■ THE RECORDS
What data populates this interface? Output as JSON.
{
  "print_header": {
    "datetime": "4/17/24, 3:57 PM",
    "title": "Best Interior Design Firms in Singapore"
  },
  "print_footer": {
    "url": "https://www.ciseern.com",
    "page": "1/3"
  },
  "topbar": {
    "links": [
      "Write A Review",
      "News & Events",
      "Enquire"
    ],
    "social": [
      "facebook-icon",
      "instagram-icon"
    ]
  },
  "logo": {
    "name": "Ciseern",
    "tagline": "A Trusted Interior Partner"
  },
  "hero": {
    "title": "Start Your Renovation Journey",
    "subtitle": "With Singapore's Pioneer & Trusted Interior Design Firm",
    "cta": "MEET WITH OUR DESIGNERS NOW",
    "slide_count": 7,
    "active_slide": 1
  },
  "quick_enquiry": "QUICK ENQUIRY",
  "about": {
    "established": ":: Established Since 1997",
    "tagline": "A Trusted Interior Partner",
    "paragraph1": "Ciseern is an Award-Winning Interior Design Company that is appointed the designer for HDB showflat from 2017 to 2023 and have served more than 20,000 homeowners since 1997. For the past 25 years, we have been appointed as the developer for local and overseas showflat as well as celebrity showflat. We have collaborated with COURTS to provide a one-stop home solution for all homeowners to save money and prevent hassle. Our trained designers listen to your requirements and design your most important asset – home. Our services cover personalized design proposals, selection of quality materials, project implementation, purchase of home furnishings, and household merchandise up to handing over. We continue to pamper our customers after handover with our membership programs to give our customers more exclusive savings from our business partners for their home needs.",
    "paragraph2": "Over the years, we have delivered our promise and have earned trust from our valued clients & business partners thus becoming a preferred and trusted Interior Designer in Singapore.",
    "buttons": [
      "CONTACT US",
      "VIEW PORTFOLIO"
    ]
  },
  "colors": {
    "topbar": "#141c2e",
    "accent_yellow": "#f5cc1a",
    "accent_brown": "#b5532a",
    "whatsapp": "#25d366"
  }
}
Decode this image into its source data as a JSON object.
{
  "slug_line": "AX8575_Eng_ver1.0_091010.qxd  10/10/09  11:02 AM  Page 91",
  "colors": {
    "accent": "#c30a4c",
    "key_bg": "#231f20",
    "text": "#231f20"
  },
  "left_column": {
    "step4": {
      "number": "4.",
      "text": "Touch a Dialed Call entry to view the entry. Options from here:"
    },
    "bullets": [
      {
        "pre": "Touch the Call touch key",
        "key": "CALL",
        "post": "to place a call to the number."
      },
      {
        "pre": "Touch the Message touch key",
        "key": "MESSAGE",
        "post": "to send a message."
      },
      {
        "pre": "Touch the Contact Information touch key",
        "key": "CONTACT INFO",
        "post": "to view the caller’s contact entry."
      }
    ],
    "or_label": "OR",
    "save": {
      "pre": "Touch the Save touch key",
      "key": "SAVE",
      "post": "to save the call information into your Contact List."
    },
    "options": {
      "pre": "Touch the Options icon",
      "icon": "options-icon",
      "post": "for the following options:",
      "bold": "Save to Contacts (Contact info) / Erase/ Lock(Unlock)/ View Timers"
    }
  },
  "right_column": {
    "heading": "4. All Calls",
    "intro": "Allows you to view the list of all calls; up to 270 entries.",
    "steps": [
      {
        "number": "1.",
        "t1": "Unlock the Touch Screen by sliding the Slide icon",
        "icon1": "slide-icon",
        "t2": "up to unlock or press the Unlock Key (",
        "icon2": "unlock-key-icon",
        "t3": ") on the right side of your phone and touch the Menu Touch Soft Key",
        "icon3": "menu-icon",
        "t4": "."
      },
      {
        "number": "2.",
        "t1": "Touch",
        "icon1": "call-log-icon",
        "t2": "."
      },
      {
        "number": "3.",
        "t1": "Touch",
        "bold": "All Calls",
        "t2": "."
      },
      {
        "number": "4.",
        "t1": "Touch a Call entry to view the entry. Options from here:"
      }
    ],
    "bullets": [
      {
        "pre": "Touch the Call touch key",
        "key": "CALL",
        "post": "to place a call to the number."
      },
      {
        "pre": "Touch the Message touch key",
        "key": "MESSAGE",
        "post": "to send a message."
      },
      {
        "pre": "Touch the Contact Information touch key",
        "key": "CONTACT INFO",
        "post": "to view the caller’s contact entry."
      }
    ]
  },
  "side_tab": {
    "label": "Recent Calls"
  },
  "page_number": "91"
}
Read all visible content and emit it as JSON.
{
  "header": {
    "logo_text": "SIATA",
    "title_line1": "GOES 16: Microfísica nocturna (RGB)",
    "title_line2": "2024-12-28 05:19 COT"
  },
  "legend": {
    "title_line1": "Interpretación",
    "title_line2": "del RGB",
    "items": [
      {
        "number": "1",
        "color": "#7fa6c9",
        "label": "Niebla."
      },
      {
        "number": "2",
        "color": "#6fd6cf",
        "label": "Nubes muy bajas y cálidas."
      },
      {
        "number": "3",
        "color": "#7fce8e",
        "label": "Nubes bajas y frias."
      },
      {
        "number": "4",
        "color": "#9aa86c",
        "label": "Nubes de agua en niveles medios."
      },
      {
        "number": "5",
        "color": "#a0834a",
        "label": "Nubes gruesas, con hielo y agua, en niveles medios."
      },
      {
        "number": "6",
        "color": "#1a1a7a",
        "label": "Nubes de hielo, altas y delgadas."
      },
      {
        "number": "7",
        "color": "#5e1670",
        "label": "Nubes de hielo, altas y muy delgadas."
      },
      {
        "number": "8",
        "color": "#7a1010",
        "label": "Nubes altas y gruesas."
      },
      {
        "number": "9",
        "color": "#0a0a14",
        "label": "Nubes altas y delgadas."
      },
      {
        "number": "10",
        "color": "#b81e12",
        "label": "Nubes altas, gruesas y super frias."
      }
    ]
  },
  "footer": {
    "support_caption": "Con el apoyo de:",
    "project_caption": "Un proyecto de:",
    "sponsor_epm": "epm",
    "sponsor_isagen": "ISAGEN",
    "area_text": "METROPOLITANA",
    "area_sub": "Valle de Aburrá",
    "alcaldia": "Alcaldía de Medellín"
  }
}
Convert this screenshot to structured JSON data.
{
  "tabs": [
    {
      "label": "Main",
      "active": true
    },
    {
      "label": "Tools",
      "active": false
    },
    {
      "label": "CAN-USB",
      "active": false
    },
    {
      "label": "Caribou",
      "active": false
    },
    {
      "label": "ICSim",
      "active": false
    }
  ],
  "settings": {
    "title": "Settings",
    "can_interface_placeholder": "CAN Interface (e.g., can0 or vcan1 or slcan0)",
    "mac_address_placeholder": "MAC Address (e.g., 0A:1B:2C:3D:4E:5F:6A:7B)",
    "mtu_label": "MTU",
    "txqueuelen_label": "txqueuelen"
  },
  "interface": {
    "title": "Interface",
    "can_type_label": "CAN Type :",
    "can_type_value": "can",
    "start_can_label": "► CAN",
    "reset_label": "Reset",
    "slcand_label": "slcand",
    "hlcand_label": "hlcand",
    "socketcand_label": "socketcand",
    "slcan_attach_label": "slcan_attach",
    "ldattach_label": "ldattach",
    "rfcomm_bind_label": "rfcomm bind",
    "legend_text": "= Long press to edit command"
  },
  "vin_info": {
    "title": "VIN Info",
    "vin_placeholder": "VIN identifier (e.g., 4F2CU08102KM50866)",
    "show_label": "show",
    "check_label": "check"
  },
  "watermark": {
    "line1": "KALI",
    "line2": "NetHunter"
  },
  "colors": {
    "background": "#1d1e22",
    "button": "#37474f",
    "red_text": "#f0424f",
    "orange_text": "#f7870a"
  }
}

■ GIVEN EXERCISE
Every line of the material must be returned exactly as it appears.

■ PROBLEM SOLUTION
What data populates this interface? Output as JSON.
{
  "print_header": {
    "datetime": "4/17/24, 3:57 PM",
    "title": "Best Interior Design Firms in Singapore"
  },
  "print_footer": {
    "url": "https://www.ciseern.com",
    "page": "1/3"
  },
  "topbar": {
    "links": [
      "Write A Review",
      "News & Events",
      "Enquire"
    ],
    "social": [
      "facebook-icon",
      "instagram-icon"
    ]
  },
  "logo": {
    "name": "Ciseern",
    "tagline": "A Trusted Interior Partner"
  },
  "hero": {
    "title": "Start Your Renovation Journey",
    "subtitle": "With Singapore's Pioneer & Trusted Interior Design Firm",
    "cta": "MEET WITH OUR DESIGNERS NOW",
    "slide_count": 7,
    "active_slide": 1
  },
  "quick_enquiry": "QUICK ENQUIRY",
  "about": {
    "established": ":: Established Since 1997",
    "tagline": "A Trusted Interior Partner",
    "paragraph1": "Ciseern is an Award-Winning Interior Design Company that is appointed the designer for HDB showflat from 2017 to 2023 and have served more than 20,000 homeowners since 1997. For the past 25 years, we have been appointed as the developer for local and overseas showflat as well as celebrity showflat. We have collaborated with COURTS to provide a one-stop home solution for all homeowners to save money and prevent hassle. Our trained designers listen to your requirements and design your most important asset – home. Our services cover personalized design proposals, selection of quality materials, project implementation, purchase of home furnishings, and household merchandise up to handing over. We continue to pamper our customers after handover with our membership programs to give our customers more exclusive savings from our business partners for their home needs.",
    "paragraph2": "Over the years, we have delivered our promise and have earned trust from our valued clients & business partners thus becoming a preferred and trusted Interior Designer in Singapore.",
    "buttons": [
      "CONTACT US",
      "VIEW PORTFOLIO"
    ]
  },
  "colors": {
    "topbar": "#141c2e",
    "accent_yellow": "#f5cc1a",
    "accent_brown": "#b5532a",
    "whatsapp": "#25d366"
  }
}
Decode this image into its source data as a JSON object.
{
  "slug_line": "AX8575_Eng_ver1.0_091010.qxd  10/10/09  11:02 AM  Page 91",
  "colors": {
    "accent": "#c30a4c",
    "key_bg": "#231f20",
    "text": "#231f20"
  },
  "left_column": {
    "step4": {
      "number": "4.",
      "text": "Touch a Dialed Call entry to view the entry. Options from here:"
    },
    "bullets": [
      {
        "pre": "Touch the Call touch key",
        "key": "CALL",
        "post": "to place a call to the number."
      },
      {
        "pre": "Touch the Message touch key",
        "key": "MESSAGE",
        "post": "to send a message."
      },
      {
        "pre": "Touch the Contact Information touch key",
        "key": "CONTACT INFO",
        "post": "to view the caller’s contact entry."
      }
    ],
    "or_label": "OR",
    "save": {
      "pre": "Touch the Save touch key",
      "key": "SAVE",
      "post": "to save the call information into your Contact List."
    },
    "options": {
      "pre": "Touch the Options icon",
      "icon": "options-icon",
      "post": "for the following options:",
      "bold": "Save to Contacts (Contact info) / Erase/ Lock(Unlock)/ View Timers"
    }
  },
  "right_column": {
    "heading": "4. All Calls",
    "intro": "Allows you to view the list of all calls; up to 270 entries.",
    "steps": [
      {
        "number": "1.",
        "t1": "Unlock the Touch Screen by sliding the Slide icon",
        "icon1": "slide-icon",
        "t2": "up to unlock or press the Unlock Key (",
        "icon2": "unlock-key-icon",
        "t3": ") on the right side of your phone and touch the Menu Touch Soft Key",
        "icon3": "menu-icon",
        "t4": "."
      },
      {
        "number": "2.",
        "t1": "Touch",
        "icon1": "call-log-icon",
        "t2": "."
      },
      {
        "number": "3.",
        "t1": "Touch",
        "bold": "All Calls",
        "t2": "."
      },
      {
        "number": "4.",
        "t1": "Touch a Call entry to view the entry. Options from here:"
      }
    ],
    "bullets": [
      {
        "pre": "Touch the Call touch key",
        "key": "CALL",
        "post": "to place a call to the number."
      },
      {
        "pre": "Touch the Message touch key",
        "key": "MESSAGE",
        "post": "to send a message."
      },
      {
        "pre": "Touch the Contact Information touch key",
        "key": "CONTACT INFO",
        "post": "to view the caller’s contact entry."
      }
    ]
  },
  "side_tab": {
    "label": "Recent Calls"
  },
  "page_number": "91"
}
Read all visible content and emit it as JSON.
{
  "header": {
    "logo_text": "SIATA",
    "title_line1": "GOES 16: Microfísica nocturna (RGB)",
    "title_line2": "2024-12-28 05:19 COT"
  },
  "legend": {
    "title_line1": "Interpretación",
    "title_line2": "del RGB",
    "items": [
      {
        "number": "1",
        "color": "#7fa6c9",
        "label": "Niebla."
      },
      {
        "number": "2",
        "color": "#6fd6cf",
        "label": "Nubes muy bajas y cálidas."
      },
      {
        "number": "3",
        "color": "#7fce8e",
        "label": "Nubes bajas y frias."
      },
      {
        "number": "4",
        "color": "#9aa86c",
        "label": "Nubes de agua en niveles medios."
      },
      {
        "number": "5",
        "color": "#a0834a",
        "label": "Nubes gruesas, con hielo y agua, en niveles medios."
      },
      {
        "number": "6",
        "color": "#1a1a7a",
        "label": "Nubes de hielo, altas y delgadas."
      },
      {
        "number": "7",
        "color": "#5e1670",
        "label": "Nubes de hielo, altas y muy delgadas."
      },
      {
        "number": "8",
        "color": "#7a1010",
        "label": "Nubes altas y gruesas."
      },
      {
        "number": "9",
        "color": "#0a0a14",
        "label": "Nubes altas y delgadas."
      },
      {
        "number": "10",
        "color": "#b81e12",
        "label": "Nubes altas, gruesas y super frias."
      }
    ]
  },
  "footer": {
    "support_caption": "Con el apoyo de:",
    "project_caption": "Un proyecto de:",
    "sponsor_epm": "epm",
    "sponsor_isagen": "ISAGEN",
    "area_text": "METROPOLITANA",
    "area_sub": "Valle de Aburrá",
    "alcaldia": "Alcaldía de Medellín"
  }
}
Convert this screenshot to structured JSON data.
{
  "tabs": [
    {
      "label": "Main",
      "active": true
    },
    {
      "label": "Tools",
      "active": false
    },
    {
      "label": "CAN-USB",
      "active": false
    },
    {
      "label": "Caribou",
      "active": false
    },
    {
      "label": "ICSim",
      "active": false
    }
  ],
  "settings": {
    "title": "Settings",
    "can_interface_placeholder": "CAN Interface (e.g., can0 or vcan1 or slcan0)",
    "mac_address_placeholder": "MAC Address (e.g., 0A:1B:2C:3D:4E:5F:6A:7B)",
    "mtu_label": "MTU",
    "txqueuelen_label": "txqueuelen"
  },
  "interface": {
    "title": "Interface",
    "can_type_label": "CAN Type :",
    "can_type_value": "can",
    "start_can_label": "► CAN",
    "reset_label": "Reset",
    "slcand_label": "slcand",
    "hlcand_label": "hlcand",
    "socketcand_label": "socketcand",
    "slcan_attach_label": "slcan_attach",
    "ldattach_label": "ldattach",
    "rfcomm_bind_label": "rfcomm bind",
    "legend_text": "= Long press to edit command"
  },
  "vin_info": {
    "title": "VIN Info",
    "vin_placeholder": "VIN identifier (e.g., 4F2CU08102KM50866)",
    "show_label": "show",
    "check_label": "check"
  },
  "watermark": {
    "line1": "KALI",
    "line2": "NetHunter"
  },
  "colors": {
    "background": "#1d1e22",
    "button": "#37474f",
    "red_text": "#f0424f",
    "orange_text": "#f7870a"
  }
}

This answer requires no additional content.